[Begin]

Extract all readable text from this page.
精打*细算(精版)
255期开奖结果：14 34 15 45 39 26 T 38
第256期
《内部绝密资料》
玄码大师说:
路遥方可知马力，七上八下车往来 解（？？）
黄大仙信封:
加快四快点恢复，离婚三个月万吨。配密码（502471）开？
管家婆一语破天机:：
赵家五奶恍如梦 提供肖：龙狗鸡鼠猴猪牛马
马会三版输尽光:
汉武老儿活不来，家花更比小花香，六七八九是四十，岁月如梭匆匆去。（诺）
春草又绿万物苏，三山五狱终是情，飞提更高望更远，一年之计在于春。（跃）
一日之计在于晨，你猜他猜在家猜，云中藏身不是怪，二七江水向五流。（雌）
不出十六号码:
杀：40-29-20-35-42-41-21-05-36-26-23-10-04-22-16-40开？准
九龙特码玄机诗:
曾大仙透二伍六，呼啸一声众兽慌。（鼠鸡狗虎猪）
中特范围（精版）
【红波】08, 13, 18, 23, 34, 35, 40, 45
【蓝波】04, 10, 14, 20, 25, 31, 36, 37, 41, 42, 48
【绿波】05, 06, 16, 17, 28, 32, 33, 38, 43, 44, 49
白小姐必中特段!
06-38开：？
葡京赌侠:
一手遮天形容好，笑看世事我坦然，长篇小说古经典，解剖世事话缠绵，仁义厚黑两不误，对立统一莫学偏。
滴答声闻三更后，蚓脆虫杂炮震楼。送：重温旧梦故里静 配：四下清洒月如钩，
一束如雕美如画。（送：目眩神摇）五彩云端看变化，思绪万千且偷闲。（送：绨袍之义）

[End]

**The problem**: Can you restate every record above word for word?

**Result of the exercise**:
Extract all readable text from this page.
精打*细算(精版)
255期开奖结果：14 34 15 45 39 26 T 38
第256期
《内部绝密资料》
玄码大师说:
路遥方可知马力，七上八下车往来 解（？？）
黄大仙信封:
加快四快点恢复，离婚三个月万吨。配密码（502471）开？
管家婆一语破天机:：
赵家五奶恍如梦 提供肖：龙狗鸡鼠猴猪牛马
马会三版输尽光:
汉武老儿活不来，家花更比小花香，六七八九是四十，岁月如梭匆匆去。（诺）
春草又绿万物苏，三山五狱终是情，飞提更高望更远，一年之计在于春。（跃）
一日之计在于晨，你猜他猜在家猜，云中藏身不是怪，二七江水向五流。（雌）
不出十六号码:
杀：40-29-20-35-42-41-21-05-36-26-23-10-04-22-16-40开？准
九龙特码玄机诗:
曾大仙透二伍六，呼啸一声众兽慌。（鼠鸡狗虎猪）
中特范围（精版）
【红波】08, 13, 18, 23, 34, 35, 40, 45
【蓝波】04, 10, 14, 20, 25, 31, 36, 37, 41, 42, 48
【绿波】05, 06, 16, 17, 28, 32, 33, 38, 43, 44, 49
白小姐必中特段!
06-38开：？
葡京赌侠:
一手遮天形容好，笑看世事我坦然，长篇小说古经典，解剖世事话缠绵，仁义厚黑两不误，对立统一莫学偏。
滴答声闻三更后，蚓脆虫杂炮震楼。送：重温旧梦故里静 配：四下清洒月如钩，
一束如雕美如画。（送：目眩神摇）五彩云端看变化，思绪万千且偷闲。（送：绨袍之义）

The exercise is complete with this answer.